The entries below should be given again exactly, minus their pictures.

Dataset rows:
begin

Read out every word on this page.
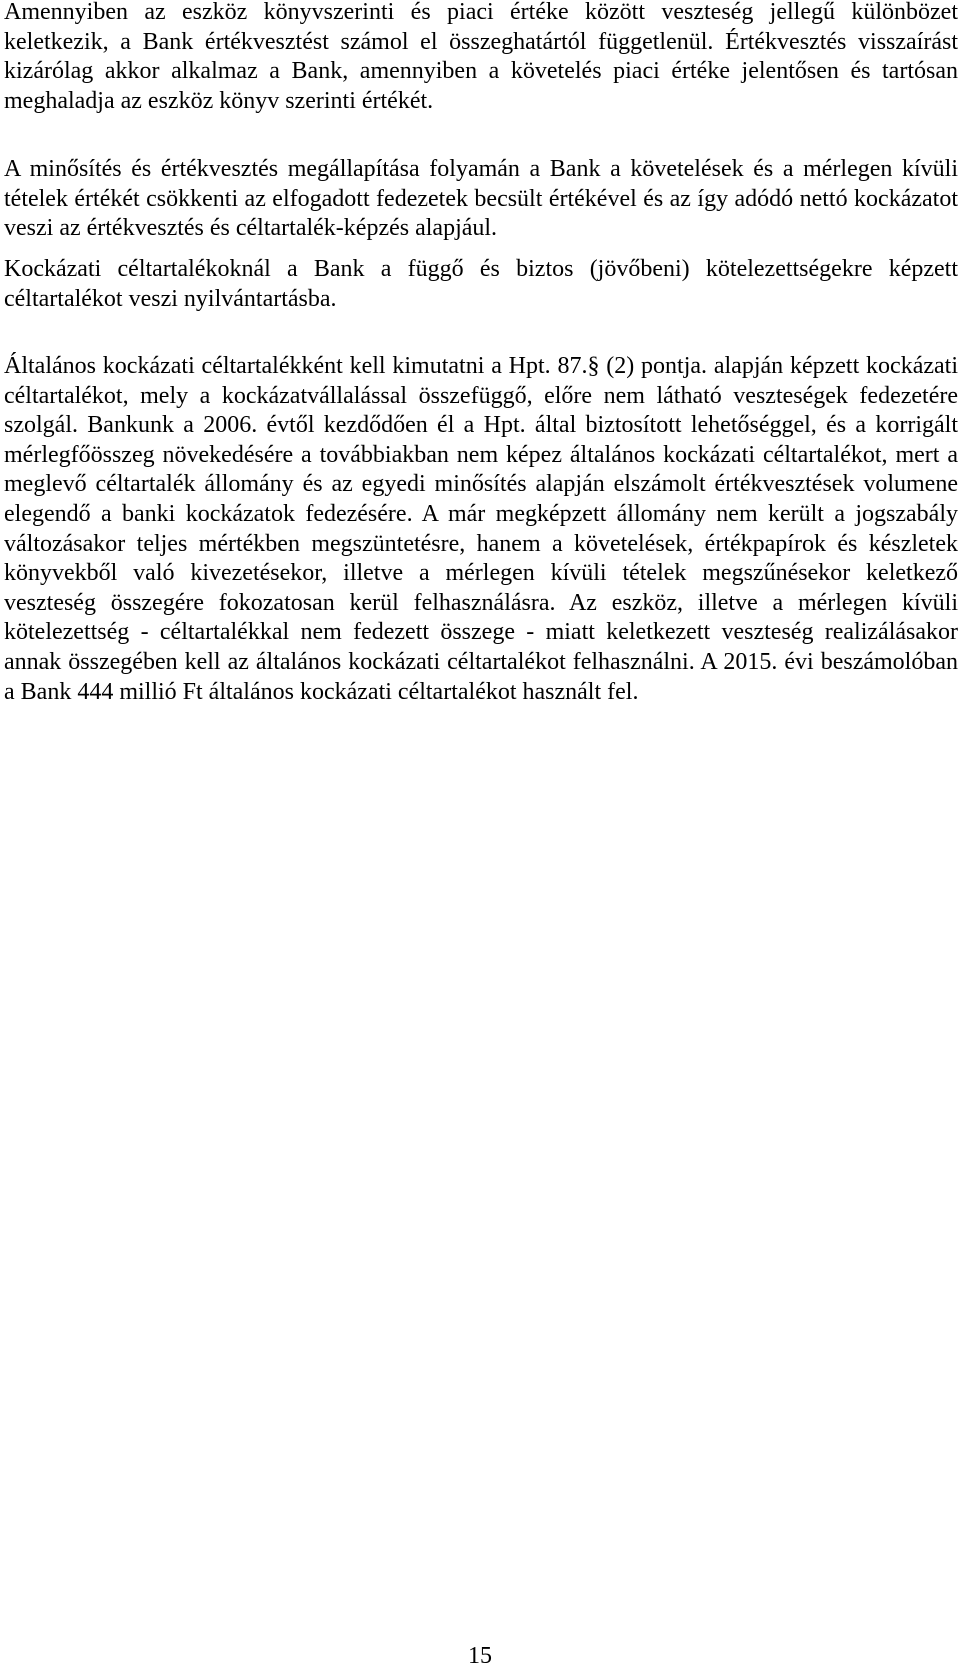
Amennyiben az eszköz könyvszerinti és piaci értéke között veszteség jellegű különbözet keletkezik, a Bank értékvesztést számol el összeghatártól függetlenül. Értékvesztés visszaírást kizárólag akkor alkalmaz a Bank, amennyiben a követelés piaci értéke jelentősen és tartósan meghaladja az eszköz könyv szerinti értékét.

A minősítés és értékvesztés megállapítása folyamán a Bank a követelések és a mérlegen kívüli tételek értékét csökkenti az elfogadott fedezetek becsült értékével és az így adódó nettó kockázatot veszi az értékvesztés és céltartalék-képzés alapjául.

Kockázati céltartalékoknál a Bank a függő és biztos (jövőbeni) kötelezettségekre képzett céltartalékot veszi nyilvántartásba.

Általános kockázati céltartalékként kell kimutatni a Hpt. 87.§ (2) pontja. alapján képzett kockázati céltartalékot, mely a kockázatvállalással összefüggő, előre nem látható veszteségek fedezetére szolgál. Bankunk a 2006. évtől kezdődően él a Hpt. által biztosított lehetőséggel, és a korrigált mérlegfőösszeg növekedésére a továbbiakban nem képez általános kockázati céltartalékot, mert a meglevő céltartalék állomány és az egyedi minősítés alapján elszámolt értékvesztések volumene elegendő a banki kockázatok fedezésére. A már megképzett állomány nem került a jogszabály változásakor teljes mértékben megszüntetésre, hanem a követelések, értékpapírok és készletek könyvekből való kivezetésekor, illetve a mérlegen kívüli tételek megszűnésekor keletkező veszteség összegére fokozatosan kerül felhasználásra. Az eszköz, illetve a mérlegen kívüli kötelezettség - céltartalékkal nem fedezett összege - miatt keletkezett veszteség realizálásakor annak összegében kell az általános kockázati céltartalékot felhasználni. A 2015. évi beszámolóban a Bank 444 millió Ft általános kockázati céltartalékot használt fel.

15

end

Response:
Read out every word on this page.
Amennyiben az eszköz könyvszerinti és piaci értéke között veszteség jellegű különbözet keletkezik, a Bank értékvesztést számol el összeghatártól függetlenül. Értékvesztés visszaírást kizárólag akkor alkalmaz a Bank, amennyiben a követelés piaci értéke jelentősen és tartósan meghaladja az eszköz könyv szerinti értékét.

A minősítés és értékvesztés megállapítása folyamán a Bank a követelések és a mérlegen kívüli tételek értékét csökkenti az elfogadott fedezetek becsült értékével és az így adódó nettó kockázatot veszi az értékvesztés és céltartalék-képzés alapjául.

Kockázati céltartalékoknál a Bank a függő és biztos (jövőbeni) kötelezettségekre képzett céltartalékot veszi nyilvántartásba.

Általános kockázati céltartalékként kell kimutatni a Hpt. 87.§ (2) pontja. alapján képzett kockázati céltartalékot, mely a kockázatvállalással összefüggő, előre nem látható veszteségek fedezetére szolgál. Bankunk a 2006. évtől kezdődően él a Hpt. által biztosított lehetőséggel, és a korrigált mérlegfőösszeg növekedésére a továbbiakban nem képez általános kockázati céltartalékot, mert a meglevő céltartalék állomány és az egyedi minősítés alapján elszámolt értékvesztések volumene elegendő a banki kockázatok fedezésére. A már megképzett állomány nem került a jogszabály változásakor teljes mértékben megszüntetésre, hanem a követelések, értékpapírok és készletek könyvekből való kivezetésekor, illetve a mérlegen kívüli tételek megszűnésekor keletkező veszteség összegére fokozatosan kerül felhasználásra. Az eszköz, illetve a mérlegen kívüli kötelezettség - céltartalékkal nem fedezett összege - miatt keletkezett veszteség realizálásakor annak összegében kell az általános kockázati céltartalékot felhasználni. A 2015. évi beszámolóban a Bank 444 millió Ft általános kockázati céltartalékot használt fel.

15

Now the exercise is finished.